• _The problem_
Reply with one number: the count of lines in the records below that hold "title".

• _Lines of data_
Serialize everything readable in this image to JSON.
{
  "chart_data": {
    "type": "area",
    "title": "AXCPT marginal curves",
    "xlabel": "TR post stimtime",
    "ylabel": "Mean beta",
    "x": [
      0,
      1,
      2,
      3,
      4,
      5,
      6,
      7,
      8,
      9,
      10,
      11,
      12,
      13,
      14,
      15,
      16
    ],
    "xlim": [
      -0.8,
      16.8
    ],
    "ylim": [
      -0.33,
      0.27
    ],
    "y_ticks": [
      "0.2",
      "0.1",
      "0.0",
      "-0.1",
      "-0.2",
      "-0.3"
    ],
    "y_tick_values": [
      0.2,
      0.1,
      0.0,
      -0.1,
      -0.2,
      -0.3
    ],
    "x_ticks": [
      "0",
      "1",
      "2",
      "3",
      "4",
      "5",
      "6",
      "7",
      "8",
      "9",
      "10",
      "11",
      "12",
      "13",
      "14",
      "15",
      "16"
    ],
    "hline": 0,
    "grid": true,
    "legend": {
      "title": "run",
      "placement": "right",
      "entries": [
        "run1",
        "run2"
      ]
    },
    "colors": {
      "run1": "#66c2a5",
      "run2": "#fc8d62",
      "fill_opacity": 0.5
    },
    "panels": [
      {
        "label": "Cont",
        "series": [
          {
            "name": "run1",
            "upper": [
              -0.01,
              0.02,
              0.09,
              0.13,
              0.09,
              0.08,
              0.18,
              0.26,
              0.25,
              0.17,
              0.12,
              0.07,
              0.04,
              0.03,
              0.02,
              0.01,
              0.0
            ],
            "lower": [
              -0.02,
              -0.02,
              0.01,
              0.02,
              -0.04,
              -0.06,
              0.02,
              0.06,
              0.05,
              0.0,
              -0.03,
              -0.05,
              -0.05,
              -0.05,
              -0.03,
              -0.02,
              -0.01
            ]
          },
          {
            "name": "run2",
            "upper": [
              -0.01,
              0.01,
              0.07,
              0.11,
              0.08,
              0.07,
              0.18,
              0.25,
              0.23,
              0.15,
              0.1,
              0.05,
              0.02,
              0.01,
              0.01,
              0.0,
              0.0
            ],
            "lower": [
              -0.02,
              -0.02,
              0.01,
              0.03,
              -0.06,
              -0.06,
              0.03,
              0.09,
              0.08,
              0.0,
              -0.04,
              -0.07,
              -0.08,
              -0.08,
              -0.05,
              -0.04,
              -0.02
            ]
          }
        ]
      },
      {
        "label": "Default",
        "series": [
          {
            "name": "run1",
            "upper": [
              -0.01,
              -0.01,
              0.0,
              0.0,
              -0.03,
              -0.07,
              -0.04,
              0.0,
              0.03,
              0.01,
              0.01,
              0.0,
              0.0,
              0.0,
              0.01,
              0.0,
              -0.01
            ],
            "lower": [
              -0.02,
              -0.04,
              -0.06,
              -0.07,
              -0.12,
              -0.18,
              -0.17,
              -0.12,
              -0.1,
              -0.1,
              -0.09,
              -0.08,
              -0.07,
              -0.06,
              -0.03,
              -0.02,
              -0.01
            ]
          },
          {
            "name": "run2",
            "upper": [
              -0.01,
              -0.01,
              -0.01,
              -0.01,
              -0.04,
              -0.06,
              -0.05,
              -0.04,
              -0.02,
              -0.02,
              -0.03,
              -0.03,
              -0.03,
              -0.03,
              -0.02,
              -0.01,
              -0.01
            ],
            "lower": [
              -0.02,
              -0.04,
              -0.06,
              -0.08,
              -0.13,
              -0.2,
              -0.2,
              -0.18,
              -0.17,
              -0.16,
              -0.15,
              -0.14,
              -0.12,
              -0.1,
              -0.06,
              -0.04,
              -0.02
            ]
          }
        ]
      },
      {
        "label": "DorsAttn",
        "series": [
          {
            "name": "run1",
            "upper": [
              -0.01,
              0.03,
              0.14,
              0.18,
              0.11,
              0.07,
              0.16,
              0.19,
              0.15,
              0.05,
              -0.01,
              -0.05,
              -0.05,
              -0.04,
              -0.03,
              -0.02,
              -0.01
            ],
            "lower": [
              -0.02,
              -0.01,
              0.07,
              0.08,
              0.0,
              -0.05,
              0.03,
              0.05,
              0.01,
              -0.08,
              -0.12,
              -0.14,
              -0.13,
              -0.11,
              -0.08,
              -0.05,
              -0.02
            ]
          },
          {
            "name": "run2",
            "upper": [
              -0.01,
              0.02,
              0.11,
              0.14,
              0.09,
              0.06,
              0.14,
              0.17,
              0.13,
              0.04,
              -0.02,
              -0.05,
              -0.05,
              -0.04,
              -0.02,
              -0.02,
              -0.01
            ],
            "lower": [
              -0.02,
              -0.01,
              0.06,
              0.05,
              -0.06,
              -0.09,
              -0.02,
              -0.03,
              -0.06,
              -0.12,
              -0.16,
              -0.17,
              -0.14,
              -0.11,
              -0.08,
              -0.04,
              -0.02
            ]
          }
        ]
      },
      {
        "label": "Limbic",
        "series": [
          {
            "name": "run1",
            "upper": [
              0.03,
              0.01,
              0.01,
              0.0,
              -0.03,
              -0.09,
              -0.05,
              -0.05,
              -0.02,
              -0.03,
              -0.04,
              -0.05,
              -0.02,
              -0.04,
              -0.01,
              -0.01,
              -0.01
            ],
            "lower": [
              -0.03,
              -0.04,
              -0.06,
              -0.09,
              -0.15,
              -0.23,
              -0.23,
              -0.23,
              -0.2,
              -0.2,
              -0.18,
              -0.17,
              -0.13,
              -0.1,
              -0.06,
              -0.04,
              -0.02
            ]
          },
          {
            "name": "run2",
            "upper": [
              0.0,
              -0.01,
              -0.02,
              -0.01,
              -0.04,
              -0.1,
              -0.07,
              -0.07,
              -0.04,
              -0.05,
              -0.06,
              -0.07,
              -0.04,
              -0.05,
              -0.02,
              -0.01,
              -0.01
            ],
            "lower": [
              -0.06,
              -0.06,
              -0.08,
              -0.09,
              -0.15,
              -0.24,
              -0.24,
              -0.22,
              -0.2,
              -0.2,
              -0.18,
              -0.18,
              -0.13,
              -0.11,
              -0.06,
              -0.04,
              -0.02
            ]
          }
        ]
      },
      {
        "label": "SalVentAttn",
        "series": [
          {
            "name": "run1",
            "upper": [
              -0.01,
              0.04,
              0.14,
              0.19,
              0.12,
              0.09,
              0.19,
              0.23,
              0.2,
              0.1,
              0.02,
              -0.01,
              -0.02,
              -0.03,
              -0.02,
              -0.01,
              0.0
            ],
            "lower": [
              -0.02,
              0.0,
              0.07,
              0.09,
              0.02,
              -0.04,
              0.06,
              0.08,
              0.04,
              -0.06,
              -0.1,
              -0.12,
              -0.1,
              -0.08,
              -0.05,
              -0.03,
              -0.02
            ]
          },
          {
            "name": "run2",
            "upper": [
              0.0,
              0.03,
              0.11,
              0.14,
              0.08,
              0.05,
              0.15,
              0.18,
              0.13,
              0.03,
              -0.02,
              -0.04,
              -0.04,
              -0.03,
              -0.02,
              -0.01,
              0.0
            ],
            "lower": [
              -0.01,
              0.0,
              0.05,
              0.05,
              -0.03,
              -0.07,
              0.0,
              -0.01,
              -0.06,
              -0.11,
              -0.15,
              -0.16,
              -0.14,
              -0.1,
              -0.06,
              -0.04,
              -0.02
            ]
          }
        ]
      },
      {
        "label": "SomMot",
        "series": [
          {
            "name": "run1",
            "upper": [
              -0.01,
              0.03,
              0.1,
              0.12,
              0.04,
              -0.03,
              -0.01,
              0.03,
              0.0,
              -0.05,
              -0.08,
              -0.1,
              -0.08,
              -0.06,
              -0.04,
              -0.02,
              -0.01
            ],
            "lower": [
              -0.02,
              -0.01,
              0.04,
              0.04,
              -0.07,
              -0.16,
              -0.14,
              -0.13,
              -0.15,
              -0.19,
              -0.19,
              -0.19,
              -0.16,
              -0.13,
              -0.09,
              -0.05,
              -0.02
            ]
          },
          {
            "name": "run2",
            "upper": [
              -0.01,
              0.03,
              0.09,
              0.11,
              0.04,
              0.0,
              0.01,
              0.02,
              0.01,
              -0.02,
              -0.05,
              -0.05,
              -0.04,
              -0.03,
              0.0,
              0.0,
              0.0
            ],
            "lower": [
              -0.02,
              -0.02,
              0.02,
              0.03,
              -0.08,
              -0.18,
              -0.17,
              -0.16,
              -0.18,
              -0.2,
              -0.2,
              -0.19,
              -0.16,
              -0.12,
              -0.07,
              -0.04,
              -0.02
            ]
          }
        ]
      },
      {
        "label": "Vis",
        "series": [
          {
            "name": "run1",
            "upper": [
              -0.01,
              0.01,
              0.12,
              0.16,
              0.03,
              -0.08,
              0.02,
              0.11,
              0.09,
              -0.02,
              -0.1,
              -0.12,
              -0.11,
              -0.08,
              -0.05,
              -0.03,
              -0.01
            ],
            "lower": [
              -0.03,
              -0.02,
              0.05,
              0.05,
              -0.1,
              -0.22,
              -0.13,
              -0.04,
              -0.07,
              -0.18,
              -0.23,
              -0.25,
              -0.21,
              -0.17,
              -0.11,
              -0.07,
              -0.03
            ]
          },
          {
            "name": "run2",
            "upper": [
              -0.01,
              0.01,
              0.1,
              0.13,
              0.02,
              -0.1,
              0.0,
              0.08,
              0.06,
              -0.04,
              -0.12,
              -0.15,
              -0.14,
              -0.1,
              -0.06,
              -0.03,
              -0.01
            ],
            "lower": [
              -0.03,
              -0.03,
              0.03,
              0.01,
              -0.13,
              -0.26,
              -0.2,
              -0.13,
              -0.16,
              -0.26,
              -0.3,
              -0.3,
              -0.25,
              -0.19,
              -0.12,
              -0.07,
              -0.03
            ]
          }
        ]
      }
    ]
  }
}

• _Result for this exercise_
2